EXCERPT
If I’m not mistaken, those words mean that Syria will give up Islamic rule over her dead body. She wastes no time in plotting with the Syrian nobles to feign baptism, because, after all, “Coold water shal nat greve us but a lite!” (I 352) and turn the wedding party into a gruesome bloodbath. Roman visitors and any Syrian – including her own son – interested in adopting Christian laws will meet their maker at the edge of a knife. Come the wedding day and the Sultan’s mother with her secret coalition slice everyone to bits except for Constance. They put her in a rudderless boat, push her out to sea, and “bidde hire lerne saille / Out of Surrye agaynward to Ytaille” (II 440-41). With Custance left to fare the ocean blue with lady Fortune at the helm, the sultan’s mother is Syria’s new commander and chief.

Byzantine procession

Procession of the guilds in front of the Sultan in the Hippodrome (Photo:

Constance does not leave the trip from Syria back to Italy to the whims of Fortune’s wheel. She prays to Christ’s cross to lead her to safety. With our heroine now in the hands of Christ, the Man of Law takes a moment to explain just how Constance survived the massacre in Syria. He does this by asking rhetorical questions and answering them for us. Now, we must not forget that the story’s teller is a lawyer and every strong Christian case carries at least a couple Old Testament references for convincing evidence.

GIVEN ENTRIES
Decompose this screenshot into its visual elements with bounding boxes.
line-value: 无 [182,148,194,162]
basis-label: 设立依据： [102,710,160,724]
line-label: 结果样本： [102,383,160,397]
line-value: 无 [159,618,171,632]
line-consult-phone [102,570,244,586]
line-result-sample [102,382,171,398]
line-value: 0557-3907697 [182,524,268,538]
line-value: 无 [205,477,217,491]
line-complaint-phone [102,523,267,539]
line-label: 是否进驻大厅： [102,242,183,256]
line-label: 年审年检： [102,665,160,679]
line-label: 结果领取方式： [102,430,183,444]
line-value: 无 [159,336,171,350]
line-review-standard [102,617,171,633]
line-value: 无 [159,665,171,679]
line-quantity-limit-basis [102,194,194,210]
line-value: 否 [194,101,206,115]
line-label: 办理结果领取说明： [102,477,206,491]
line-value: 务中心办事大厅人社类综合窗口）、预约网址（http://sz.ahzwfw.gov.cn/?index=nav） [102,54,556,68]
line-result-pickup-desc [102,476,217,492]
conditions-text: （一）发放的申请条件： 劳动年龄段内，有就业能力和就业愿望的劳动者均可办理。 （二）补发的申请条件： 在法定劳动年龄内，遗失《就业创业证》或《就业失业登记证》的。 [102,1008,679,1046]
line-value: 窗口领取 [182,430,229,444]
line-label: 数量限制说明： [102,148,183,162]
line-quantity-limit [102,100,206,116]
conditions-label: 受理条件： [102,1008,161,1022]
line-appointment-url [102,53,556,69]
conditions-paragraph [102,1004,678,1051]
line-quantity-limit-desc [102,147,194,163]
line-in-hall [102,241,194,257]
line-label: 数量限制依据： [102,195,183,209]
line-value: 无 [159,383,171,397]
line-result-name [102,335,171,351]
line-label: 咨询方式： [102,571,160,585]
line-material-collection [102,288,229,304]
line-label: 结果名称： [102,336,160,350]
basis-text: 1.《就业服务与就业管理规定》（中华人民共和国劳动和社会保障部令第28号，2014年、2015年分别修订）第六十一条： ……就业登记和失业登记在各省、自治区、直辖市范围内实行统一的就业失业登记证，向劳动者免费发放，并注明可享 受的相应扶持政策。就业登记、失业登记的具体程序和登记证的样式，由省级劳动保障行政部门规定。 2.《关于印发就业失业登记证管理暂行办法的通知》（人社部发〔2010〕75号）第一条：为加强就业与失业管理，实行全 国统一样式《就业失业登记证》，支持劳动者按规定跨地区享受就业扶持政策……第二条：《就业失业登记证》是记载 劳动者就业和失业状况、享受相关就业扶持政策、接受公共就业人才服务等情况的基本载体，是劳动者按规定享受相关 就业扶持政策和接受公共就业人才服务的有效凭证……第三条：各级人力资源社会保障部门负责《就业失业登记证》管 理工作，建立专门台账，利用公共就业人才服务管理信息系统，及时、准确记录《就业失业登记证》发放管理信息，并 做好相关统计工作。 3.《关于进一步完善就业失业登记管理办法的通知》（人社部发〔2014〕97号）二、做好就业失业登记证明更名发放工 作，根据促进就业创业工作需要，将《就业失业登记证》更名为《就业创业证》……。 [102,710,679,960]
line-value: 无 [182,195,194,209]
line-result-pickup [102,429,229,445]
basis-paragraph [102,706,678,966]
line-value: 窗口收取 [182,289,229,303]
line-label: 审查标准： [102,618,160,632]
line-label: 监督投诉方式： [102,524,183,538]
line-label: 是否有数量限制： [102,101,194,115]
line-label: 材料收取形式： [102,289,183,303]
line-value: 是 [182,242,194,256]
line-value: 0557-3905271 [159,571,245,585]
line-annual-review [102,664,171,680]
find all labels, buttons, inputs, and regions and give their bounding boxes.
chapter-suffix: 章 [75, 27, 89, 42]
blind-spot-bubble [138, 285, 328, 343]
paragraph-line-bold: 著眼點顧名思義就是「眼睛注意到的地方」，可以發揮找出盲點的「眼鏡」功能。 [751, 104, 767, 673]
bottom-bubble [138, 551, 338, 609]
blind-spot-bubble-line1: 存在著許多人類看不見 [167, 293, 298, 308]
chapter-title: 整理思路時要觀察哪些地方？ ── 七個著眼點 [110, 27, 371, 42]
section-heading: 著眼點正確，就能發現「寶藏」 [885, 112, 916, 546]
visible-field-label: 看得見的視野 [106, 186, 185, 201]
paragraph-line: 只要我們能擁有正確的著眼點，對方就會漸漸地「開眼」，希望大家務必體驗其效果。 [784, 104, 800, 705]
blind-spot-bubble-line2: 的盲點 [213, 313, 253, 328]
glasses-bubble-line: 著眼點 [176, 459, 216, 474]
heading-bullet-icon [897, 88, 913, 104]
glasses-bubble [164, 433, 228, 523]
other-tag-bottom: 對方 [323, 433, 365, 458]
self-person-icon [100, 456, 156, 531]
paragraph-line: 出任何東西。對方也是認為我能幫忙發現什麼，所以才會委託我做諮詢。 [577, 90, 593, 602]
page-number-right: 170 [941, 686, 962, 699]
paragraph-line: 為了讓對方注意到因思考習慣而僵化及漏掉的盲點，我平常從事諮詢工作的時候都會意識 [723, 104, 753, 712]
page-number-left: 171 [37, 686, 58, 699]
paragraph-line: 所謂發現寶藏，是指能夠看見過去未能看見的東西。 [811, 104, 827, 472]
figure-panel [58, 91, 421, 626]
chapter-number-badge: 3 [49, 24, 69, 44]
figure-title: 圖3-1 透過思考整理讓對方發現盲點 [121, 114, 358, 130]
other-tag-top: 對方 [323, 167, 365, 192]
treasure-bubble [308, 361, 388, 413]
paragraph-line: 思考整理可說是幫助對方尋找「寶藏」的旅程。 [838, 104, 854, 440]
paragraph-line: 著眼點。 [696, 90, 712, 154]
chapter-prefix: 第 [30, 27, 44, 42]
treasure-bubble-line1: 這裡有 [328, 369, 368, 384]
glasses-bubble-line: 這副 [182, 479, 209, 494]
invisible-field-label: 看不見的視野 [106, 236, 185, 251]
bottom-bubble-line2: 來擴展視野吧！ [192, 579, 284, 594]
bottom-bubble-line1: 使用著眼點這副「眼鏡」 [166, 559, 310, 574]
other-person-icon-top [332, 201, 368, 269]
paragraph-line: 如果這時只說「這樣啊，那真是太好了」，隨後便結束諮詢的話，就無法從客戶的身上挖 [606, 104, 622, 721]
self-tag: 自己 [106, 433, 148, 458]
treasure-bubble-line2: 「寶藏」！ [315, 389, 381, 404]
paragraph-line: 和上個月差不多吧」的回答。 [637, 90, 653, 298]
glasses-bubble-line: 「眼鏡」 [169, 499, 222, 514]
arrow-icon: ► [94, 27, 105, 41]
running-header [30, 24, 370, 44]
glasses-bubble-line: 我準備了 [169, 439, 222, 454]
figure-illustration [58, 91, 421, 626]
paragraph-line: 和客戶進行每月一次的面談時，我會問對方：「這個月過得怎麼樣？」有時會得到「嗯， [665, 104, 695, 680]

WHAT THIS EXERCISE ASKS
**A.** In the passage about Constance and the Sultan's mother, list everything done to Constance after the wedding-day massacre.
**B.** Continue the passage about Constance and the Sultan's mother.

EXERCISE RESPONSES
**A.**
- They put her in a rudderless boat.
- They push her out to sea.
- They "bidde hire lerne saille / Out of Surrye agaynward to Ytaille".

**B.**
“Who saved Danyel in the horrible cave…?” (II 473) and “Who kepte Jonas in the fishes mawe / Til he was spouted up at Nynyvee?” (II 486-487). “Who fedde the Egipcien Marie in the cave…?”[4] (II 500) Though each and every God-fearing pilgrim en route to Canterbury already knows the answer without these obvious clues, our narrator provides it anyway to conclude his sermon, “No wight but Crist, sanz faille / Fyve thousand folk it was as greet mervaille / Withloves five and fishes two to feede / God sente his foyson at hir grete neede” (II 501-504). Who but Christ delivers Constance to safety?

So, as you may have already guessed, Constance miraculously reaches the shore in one piece. She’s in Northumberland. The constable from a nearby castle comes down to inspect the shipwreck. He finds her a bit shaken up from her voyage and she has amnesia too. He feels pity for her and invites her to live with him and his wife Hermengyld. They are pagan, but they will soon be Constance’s first Northumbrian converts to the Christian faith.

For some reason, The Man of Law makes a point to tell us how Constance and the constable communicate: “A maner Latyn corrupt was hir speche / But algate therby was she understonde” (II 519-520). The constable isn’t fluent in this “Latyn corrupt” and Constance may also be reducing her language to a pidgin form. They are probably using a lot of hand gestures, nods, and head shaking, but nevertheless they are communicating. If Marie de France were telling this story, she probably would have used romance convention to deal with the possible problem of Constance encountering a language barrier with characters in Northumberland.

Join us next time for more of The Man of Law’s Tale with special guest Guigemar.

Explicit prima pars.

[1] Douglas Adams, The Hitchhiker’s Guide to the Galaxy (New York, 1979), 54.

[2] References to Chaucer in Middle English are taken from Chaucer’s Major Poetry, Ed. Albert C. Baugh (New York, 1963).

[3] References to Chaucer in Modern English translation are taken from The Canterbury Tales, Trans. Nevill Cohill (New York, 1977).